— BEGIN RECORDS TO USE —

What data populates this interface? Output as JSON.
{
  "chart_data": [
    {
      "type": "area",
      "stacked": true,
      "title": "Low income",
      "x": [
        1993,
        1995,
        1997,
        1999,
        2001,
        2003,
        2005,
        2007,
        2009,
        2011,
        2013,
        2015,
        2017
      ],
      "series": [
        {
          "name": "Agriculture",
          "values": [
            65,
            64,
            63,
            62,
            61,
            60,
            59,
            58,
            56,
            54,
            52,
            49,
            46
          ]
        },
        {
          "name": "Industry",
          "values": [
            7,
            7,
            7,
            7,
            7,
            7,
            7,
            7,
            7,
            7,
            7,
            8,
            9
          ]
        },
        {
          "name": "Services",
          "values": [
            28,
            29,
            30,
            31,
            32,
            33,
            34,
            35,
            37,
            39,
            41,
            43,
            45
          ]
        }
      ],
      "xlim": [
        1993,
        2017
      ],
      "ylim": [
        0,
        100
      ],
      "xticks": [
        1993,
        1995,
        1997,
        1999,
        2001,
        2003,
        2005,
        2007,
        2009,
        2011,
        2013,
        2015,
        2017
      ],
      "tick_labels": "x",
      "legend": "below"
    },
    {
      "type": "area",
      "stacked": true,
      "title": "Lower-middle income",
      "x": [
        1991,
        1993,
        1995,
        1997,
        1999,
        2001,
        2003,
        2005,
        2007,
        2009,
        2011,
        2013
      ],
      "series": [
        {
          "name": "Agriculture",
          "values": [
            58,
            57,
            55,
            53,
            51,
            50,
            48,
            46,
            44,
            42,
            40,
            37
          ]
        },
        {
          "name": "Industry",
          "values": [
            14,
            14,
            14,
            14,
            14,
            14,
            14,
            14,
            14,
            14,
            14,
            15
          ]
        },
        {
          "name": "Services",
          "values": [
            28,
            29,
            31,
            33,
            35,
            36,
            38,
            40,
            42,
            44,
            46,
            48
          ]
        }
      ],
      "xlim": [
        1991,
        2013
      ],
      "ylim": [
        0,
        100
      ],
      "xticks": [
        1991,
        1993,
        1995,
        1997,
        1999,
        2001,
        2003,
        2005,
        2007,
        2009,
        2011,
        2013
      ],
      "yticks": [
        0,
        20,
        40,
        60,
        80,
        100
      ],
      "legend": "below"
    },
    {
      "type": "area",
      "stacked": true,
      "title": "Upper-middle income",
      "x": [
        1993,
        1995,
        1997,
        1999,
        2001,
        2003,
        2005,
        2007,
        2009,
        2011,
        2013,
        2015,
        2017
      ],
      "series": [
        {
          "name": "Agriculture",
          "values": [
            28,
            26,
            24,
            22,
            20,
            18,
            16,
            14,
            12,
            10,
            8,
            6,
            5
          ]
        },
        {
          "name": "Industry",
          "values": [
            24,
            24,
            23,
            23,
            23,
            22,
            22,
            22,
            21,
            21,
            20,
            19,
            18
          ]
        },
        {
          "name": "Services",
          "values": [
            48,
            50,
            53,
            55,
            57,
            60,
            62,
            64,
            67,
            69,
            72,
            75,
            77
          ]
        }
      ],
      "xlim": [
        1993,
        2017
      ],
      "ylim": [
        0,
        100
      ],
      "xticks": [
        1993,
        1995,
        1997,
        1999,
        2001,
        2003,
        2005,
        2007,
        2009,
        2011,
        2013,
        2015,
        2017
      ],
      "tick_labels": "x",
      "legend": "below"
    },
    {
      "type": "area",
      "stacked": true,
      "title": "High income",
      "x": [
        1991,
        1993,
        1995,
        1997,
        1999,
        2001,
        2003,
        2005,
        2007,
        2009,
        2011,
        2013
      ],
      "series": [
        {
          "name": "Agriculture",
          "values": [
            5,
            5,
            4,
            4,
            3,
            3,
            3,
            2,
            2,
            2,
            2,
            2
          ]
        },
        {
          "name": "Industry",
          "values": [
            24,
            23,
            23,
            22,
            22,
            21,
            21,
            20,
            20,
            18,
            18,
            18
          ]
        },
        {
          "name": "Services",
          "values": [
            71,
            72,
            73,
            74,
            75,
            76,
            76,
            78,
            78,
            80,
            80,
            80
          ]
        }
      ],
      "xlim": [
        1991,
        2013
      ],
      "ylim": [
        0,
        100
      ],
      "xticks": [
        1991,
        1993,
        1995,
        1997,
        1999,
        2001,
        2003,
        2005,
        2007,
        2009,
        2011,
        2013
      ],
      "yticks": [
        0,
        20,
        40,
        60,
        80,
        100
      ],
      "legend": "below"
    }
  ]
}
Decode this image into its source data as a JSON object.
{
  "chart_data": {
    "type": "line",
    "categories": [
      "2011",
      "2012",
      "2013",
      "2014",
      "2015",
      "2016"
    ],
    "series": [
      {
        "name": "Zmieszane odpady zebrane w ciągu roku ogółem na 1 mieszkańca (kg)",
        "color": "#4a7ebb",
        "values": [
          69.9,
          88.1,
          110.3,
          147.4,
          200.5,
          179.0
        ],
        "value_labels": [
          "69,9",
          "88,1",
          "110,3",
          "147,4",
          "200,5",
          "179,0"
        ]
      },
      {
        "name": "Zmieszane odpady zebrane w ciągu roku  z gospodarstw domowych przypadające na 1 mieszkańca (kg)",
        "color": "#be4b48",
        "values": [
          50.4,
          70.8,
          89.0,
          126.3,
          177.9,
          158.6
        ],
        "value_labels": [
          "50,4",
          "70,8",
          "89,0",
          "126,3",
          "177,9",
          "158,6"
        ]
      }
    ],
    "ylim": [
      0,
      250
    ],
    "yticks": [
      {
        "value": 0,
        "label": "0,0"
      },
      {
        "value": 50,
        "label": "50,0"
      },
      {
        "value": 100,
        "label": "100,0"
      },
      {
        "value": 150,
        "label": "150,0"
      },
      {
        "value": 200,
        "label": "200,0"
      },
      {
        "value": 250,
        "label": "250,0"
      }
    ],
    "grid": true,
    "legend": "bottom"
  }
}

— END RECORDS TO USE —

• _EXERCISE TASK_: Output all preceding records character for character.

• _RESPONSE_:
What data populates this interface? Output as JSON.
{
  "chart_data": [
    {
      "type": "area",
      "stacked": true,
      "title": "Low income",
      "x": [
        1993,
        1995,
        1997,
        1999,
        2001,
        2003,
        2005,
        2007,
        2009,
        2011,
        2013,
        2015,
        2017
      ],
      "series": [
        {
          "name": "Agriculture",
          "values": [
            65,
            64,
            63,
            62,
            61,
            60,
            59,
            58,
            56,
            54,
            52,
            49,
            46
          ]
        },
        {
          "name": "Industry",
          "values": [
            7,
            7,
            7,
            7,
            7,
            7,
            7,
            7,
            7,
            7,
            7,
            8,
            9
          ]
        },
        {
          "name": "Services",
          "values": [
            28,
            29,
            30,
            31,
            32,
            33,
            34,
            35,
            37,
            39,
            41,
            43,
            45
          ]
        }
      ],
      "xlim": [
        1993,
        2017
      ],
      "ylim": [
        0,
        100
      ],
      "xticks": [
        1993,
        1995,
        1997,
        1999,
        2001,
        2003,
        2005,
        2007,
        2009,
        2011,
        2013,
        2015,
        2017
      ],
      "tick_labels": "x",
      "legend": "below"
    },
    {
      "type": "area",
      "stacked": true,
      "title": "Lower-middle income",
      "x": [
        1991,
        1993,
        1995,
        1997,
        1999,
        2001,
        2003,
        2005,
        2007,
        2009,
        2011,
        2013
      ],
      "series": [
        {
          "name": "Agriculture",
          "values": [
            58,
            57,
            55,
            53,
            51,
            50,
            48,
            46,
            44,
            42,
            40,
            37
          ]
        },
        {
          "name": "Industry",
          "values": [
            14,
            14,
            14,
            14,
            14,
            14,
            14,
            14,
            14,
            14,
            14,
            15
          ]
        },
        {
          "name": "Services",
          "values": [
            28,
            29,
            31,
            33,
            35,
            36,
            38,
            40,
            42,
            44,
            46,
            48
          ]
        }
      ],
      "xlim": [
        1991,
        2013
      ],
      "ylim": [
        0,
        100
      ],
      "xticks": [
        1991,
        1993,
        1995,
        1997,
        1999,
        2001,
        2003,
        2005,
        2007,
        2009,
        2011,
        2013
      ],
      "yticks": [
        0,
        20,
        40,
        60,
        80,
        100
      ],
      "legend": "below"
    },
    {
      "type": "area",
      "stacked": true,
      "title": "Upper-middle income",
      "x": [
        1993,
        1995,
        1997,
        1999,
        2001,
        2003,
        2005,
        2007,
        2009,
        2011,
        2013,
        2015,
        2017
      ],
      "series": [
        {
          "name": "Agriculture",
          "values": [
            28,
            26,
            24,
            22,
            20,
            18,
            16,
            14,
            12,
            10,
            8,
            6,
            5
          ]
        },
        {
          "name": "Industry",
          "values": [
            24,
            24,
            23,
            23,
            23,
            22,
            22,
            22,
            21,
            21,
            20,
            19,
            18
          ]
        },
        {
          "name": "Services",
          "values": [
            48,
            50,
            53,
            55,
            57,
            60,
            62,
            64,
            67,
            69,
            72,
            75,
            77
          ]
        }
      ],
      "xlim": [
        1993,
        2017
      ],
      "ylim": [
        0,
        100
      ],
      "xticks": [
        1993,
        1995,
        1997,
        1999,
        2001,
        2003,
        2005,
        2007,
        2009,
        2011,
        2013,
        2015,
        2017
      ],
      "tick_labels": "x",
      "legend": "below"
    },
    {
      "type": "area",
      "stacked": true,
      "title": "High income",
      "x": [
        1991,
        1993,
        1995,
        1997,
        1999,
        2001,
        2003,
        2005,
        2007,
        2009,
        2011,
        2013
      ],
      "series": [
        {
          "name": "Agriculture",
          "values": [
            5,
            5,
            4,
            4,
            3,
            3,
            3,
            2,
            2,
            2,
            2,
            2
          ]
        },
        {
          "name": "Industry",
          "values": [
            24,
            23,
            23,
            22,
            22,
            21,
            21,
            20,
            20,
            18,
            18,
            18
          ]
        },
        {
          "name": "Services",
          "values": [
            71,
            72,
            73,
            74,
            75,
            76,
            76,
            78,
            78,
            80,
            80,
            80
          ]
        }
      ],
      "xlim": [
        1991,
        2013
      ],
      "ylim": [
        0,
        100
      ],
      "xticks": [
        1991,
        1993,
        1995,
        1997,
        1999,
        2001,
        2003,
        2005,
        2007,
        2009,
        2011,
        2013
      ],
      "yticks": [
        0,
        20,
        40,
        60,
        80,
        100
      ],
      "legend": "below"
    }
  ]
}
Decode this image into its source data as a JSON object.
{
  "chart_data": {
    "type": "line",
    "categories": [
      "2011",
      "2012",
      "2013",
      "2014",
      "2015",
      "2016"
    ],
    "series": [
      {
        "name": "Zmieszane odpady zebrane w ciągu roku ogółem na 1 mieszkańca (kg)",
        "color": "#4a7ebb",
        "values": [
          69.9,
          88.1,
          110.3,
          147.4,
          200.5,
          179.0
        ],
        "value_labels": [
          "69,9",
          "88,1",
          "110,3",
          "147,4",
          "200,5",
          "179,0"
        ]
      },
      {
        "name": "Zmieszane odpady zebrane w ciągu roku  z gospodarstw domowych przypadające na 1 mieszkańca (kg)",
        "color": "#be4b48",
        "values": [
          50.4,
          70.8,
          89.0,
          126.3,
          177.9,
          158.6
        ],
        "value_labels": [
          "50,4",
          "70,8",
          "89,0",
          "126,3",
          "177,9",
          "158,6"
        ]
      }
    ],
    "ylim": [
      0,
      250
    ],
    "yticks": [
      {
        "value": 0,
        "label": "0,0"
      },
      {
        "value": 50,
        "label": "50,0"
      },
      {
        "value": 100,
        "label": "100,0"
      },
      {
        "value": 150,
        "label": "150,0"
      },
      {
        "value": 200,
        "label": "200,0"
      },
      {
        "value": 250,
        "label": "250,0"
      }
    ],
    "grid": true,
    "legend": "bottom"
  }
}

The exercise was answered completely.